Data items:
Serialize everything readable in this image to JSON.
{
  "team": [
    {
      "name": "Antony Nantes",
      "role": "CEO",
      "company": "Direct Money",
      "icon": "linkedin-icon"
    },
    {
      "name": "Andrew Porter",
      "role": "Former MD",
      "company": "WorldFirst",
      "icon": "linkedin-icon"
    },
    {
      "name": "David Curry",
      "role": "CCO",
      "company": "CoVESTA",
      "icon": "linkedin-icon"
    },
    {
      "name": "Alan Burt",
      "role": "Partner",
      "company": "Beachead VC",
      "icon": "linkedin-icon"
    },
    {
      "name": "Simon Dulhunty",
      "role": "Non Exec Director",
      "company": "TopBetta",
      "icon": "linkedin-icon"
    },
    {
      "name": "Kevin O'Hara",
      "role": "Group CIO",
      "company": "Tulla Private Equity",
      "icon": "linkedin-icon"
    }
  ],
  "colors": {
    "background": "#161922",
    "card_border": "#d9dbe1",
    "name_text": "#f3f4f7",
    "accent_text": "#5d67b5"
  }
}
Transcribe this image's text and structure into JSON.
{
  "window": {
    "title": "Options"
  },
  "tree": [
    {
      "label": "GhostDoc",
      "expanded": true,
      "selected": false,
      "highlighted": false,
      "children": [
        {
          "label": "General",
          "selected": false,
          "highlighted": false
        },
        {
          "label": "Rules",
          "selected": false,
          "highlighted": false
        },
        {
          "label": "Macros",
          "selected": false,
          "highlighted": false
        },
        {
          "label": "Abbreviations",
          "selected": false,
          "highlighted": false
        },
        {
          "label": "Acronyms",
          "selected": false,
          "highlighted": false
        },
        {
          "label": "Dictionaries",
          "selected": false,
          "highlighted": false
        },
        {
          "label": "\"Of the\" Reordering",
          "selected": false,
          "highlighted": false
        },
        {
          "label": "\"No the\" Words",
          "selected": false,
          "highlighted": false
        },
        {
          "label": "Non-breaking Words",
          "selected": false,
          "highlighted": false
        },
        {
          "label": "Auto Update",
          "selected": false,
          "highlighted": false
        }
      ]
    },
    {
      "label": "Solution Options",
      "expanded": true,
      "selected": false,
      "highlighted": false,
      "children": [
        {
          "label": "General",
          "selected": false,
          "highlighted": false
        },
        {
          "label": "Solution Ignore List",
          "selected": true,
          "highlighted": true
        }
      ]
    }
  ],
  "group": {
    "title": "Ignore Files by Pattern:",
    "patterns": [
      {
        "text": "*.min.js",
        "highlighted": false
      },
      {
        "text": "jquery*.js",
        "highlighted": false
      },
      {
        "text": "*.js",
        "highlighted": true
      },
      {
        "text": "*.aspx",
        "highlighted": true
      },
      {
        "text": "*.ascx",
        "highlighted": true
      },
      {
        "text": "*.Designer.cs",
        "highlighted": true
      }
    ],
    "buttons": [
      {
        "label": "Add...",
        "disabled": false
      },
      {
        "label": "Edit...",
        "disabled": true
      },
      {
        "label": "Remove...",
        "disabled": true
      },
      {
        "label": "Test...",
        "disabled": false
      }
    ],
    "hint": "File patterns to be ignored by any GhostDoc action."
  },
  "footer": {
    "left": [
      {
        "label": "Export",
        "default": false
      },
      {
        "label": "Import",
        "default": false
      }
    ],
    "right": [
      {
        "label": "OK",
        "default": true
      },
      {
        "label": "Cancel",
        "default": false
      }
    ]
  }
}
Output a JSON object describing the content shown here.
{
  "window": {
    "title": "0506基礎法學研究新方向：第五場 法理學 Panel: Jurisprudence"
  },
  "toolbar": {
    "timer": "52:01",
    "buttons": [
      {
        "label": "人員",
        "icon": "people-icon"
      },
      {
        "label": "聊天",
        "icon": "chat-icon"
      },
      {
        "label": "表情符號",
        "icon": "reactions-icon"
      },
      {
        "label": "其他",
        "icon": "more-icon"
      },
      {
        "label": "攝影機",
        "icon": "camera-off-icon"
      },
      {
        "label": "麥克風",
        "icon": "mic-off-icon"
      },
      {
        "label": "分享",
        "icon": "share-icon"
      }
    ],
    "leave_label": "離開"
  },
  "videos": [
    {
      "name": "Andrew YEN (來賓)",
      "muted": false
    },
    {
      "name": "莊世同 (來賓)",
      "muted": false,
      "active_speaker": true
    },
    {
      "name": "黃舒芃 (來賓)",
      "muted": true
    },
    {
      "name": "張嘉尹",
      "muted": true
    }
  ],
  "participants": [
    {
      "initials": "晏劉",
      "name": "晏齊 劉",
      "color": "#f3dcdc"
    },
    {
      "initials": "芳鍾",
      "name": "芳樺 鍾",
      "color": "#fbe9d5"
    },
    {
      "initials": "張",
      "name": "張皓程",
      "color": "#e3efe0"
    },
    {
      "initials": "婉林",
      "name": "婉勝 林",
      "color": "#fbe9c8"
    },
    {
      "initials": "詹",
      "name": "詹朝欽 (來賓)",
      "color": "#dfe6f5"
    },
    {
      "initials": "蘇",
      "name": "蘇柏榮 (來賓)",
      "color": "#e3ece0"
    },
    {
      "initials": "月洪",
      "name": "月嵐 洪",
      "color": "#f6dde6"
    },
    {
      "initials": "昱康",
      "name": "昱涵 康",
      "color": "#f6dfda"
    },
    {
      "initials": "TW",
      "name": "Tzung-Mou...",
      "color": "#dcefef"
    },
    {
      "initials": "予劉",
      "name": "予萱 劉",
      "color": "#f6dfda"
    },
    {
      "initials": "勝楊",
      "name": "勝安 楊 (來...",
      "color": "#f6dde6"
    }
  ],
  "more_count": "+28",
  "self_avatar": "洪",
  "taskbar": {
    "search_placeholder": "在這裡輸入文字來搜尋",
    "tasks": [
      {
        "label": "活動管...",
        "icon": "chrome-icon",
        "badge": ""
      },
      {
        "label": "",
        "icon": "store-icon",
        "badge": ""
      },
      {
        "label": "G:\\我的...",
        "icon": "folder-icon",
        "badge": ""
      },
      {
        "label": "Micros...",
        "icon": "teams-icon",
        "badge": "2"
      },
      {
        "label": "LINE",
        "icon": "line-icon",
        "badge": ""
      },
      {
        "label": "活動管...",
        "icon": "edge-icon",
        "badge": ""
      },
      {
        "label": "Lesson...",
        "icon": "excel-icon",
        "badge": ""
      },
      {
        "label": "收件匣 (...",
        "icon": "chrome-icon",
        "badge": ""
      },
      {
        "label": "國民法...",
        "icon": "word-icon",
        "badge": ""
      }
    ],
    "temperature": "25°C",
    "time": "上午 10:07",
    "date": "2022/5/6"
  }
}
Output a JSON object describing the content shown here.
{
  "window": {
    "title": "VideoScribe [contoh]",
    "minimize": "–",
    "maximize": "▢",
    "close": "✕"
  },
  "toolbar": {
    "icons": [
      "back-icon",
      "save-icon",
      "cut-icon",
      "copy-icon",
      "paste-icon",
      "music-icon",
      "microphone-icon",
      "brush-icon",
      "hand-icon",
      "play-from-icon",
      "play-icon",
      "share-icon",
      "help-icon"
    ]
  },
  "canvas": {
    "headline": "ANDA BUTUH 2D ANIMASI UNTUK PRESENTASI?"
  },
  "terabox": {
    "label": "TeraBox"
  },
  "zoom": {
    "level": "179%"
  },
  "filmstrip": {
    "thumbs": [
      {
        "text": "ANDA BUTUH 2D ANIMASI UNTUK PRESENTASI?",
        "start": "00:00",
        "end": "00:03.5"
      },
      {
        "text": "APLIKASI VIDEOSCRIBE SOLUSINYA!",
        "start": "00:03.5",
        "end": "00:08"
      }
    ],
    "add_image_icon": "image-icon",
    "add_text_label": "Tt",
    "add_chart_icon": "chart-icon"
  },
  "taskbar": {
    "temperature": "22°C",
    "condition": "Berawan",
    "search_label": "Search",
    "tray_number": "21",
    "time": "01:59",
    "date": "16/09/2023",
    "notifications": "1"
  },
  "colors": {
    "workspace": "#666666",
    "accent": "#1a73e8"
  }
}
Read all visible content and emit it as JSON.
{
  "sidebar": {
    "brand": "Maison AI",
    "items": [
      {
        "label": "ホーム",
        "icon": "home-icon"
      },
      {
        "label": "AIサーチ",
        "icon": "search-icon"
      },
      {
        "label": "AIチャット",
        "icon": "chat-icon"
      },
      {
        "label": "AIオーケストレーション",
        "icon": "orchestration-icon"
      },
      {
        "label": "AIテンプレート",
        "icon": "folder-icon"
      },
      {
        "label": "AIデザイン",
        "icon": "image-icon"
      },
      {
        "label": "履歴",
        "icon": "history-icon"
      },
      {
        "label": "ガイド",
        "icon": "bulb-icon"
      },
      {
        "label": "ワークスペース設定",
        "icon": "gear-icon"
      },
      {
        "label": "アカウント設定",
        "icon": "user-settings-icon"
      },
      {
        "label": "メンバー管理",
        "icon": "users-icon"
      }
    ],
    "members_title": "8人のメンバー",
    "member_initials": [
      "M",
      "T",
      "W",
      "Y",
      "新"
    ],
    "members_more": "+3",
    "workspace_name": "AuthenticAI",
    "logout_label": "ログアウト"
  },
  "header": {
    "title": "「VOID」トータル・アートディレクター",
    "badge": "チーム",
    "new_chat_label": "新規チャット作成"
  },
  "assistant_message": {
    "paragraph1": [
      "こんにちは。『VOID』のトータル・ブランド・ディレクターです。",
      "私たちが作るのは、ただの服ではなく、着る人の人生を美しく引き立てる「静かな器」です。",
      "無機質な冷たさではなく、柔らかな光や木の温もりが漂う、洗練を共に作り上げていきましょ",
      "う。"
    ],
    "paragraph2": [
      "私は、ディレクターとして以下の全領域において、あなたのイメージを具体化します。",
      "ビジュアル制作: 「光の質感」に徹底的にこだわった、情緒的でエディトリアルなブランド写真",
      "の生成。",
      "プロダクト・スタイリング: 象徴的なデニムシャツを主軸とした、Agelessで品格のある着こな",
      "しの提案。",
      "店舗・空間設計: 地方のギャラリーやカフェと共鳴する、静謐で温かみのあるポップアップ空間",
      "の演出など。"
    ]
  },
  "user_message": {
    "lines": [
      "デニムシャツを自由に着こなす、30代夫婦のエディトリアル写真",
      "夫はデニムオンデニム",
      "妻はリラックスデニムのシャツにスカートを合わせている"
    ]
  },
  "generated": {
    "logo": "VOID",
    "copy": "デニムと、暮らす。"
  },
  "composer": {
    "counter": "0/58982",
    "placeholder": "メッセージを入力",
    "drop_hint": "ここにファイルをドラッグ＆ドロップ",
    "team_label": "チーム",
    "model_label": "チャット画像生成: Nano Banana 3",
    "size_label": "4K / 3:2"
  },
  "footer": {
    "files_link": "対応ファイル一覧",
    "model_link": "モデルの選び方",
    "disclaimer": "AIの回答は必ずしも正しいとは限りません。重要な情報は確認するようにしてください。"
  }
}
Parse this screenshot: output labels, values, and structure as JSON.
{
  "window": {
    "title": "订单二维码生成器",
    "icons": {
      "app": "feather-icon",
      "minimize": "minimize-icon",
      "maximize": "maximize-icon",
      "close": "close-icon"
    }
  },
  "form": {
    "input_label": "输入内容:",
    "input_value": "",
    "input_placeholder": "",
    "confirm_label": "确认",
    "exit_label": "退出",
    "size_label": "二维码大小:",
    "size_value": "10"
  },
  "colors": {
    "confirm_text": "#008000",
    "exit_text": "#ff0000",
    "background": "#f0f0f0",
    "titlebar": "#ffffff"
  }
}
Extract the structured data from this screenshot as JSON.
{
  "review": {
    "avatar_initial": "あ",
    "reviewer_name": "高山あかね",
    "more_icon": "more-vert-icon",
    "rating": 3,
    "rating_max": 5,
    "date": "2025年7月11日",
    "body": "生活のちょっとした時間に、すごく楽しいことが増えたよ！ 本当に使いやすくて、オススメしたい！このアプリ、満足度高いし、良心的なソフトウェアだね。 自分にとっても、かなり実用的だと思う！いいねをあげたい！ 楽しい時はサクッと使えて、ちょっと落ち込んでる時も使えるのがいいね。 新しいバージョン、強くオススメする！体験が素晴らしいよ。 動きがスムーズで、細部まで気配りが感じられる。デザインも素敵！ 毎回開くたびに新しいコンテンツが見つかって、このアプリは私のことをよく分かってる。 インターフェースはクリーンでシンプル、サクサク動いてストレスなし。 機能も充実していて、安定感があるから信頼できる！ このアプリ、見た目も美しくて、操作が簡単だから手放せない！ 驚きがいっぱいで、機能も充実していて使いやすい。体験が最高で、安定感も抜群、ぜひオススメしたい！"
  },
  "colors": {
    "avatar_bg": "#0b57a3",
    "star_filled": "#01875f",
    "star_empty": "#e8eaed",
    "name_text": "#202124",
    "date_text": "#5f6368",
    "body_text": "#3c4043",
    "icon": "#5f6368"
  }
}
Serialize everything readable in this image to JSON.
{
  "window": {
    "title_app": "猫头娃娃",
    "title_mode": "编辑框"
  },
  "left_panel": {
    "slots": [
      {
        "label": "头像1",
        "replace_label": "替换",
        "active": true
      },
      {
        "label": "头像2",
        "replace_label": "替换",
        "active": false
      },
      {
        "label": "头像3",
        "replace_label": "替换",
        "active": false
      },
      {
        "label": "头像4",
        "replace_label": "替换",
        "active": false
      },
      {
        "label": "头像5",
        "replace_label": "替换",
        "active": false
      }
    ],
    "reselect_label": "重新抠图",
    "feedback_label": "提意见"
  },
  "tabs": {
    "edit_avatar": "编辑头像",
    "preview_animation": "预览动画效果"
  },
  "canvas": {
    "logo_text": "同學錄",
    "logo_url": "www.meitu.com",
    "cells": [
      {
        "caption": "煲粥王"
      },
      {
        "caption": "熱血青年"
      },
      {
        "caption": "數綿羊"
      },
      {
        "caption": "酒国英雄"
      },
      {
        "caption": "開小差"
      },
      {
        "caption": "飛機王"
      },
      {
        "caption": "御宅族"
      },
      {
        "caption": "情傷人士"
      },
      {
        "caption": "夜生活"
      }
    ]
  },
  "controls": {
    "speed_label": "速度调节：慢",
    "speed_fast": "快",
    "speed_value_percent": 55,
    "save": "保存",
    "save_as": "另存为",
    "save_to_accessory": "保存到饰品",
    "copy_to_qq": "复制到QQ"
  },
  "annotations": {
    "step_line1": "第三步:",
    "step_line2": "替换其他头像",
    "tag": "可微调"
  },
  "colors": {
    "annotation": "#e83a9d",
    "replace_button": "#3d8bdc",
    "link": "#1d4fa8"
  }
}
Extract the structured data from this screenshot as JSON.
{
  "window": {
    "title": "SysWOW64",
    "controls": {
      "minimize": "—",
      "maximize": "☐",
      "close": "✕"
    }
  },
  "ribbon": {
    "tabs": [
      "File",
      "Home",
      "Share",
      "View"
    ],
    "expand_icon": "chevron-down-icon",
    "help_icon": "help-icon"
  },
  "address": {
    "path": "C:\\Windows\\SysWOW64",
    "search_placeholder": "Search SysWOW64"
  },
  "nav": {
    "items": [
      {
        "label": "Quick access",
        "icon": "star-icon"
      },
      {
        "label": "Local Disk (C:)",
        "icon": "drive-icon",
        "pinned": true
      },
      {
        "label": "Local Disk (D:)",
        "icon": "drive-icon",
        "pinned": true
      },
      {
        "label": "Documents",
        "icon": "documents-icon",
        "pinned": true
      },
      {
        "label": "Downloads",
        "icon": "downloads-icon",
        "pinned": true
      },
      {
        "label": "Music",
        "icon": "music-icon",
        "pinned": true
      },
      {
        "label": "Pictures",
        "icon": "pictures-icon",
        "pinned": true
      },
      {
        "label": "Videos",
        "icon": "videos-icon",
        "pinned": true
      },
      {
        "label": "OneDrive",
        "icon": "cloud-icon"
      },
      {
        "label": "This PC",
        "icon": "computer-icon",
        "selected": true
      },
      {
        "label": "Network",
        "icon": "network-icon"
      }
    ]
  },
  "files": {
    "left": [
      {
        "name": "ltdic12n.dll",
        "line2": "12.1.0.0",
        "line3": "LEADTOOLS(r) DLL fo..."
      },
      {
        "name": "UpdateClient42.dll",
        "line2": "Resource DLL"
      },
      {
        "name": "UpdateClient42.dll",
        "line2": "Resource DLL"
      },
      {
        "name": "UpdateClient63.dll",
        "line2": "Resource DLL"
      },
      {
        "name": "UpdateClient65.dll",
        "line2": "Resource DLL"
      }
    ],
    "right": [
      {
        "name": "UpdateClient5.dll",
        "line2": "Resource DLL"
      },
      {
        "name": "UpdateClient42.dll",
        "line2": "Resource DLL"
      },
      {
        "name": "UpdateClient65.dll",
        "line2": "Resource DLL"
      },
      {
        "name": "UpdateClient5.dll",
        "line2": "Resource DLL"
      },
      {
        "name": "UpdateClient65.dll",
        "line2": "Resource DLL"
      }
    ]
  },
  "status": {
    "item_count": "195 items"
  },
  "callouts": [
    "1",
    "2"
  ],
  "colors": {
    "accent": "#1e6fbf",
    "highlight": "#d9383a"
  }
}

### What you have to do
Copy each line of the listing that includes "Words".

### Finished answer
          "label": "\"No the\" Words",
          "label": "Non-breaking Words",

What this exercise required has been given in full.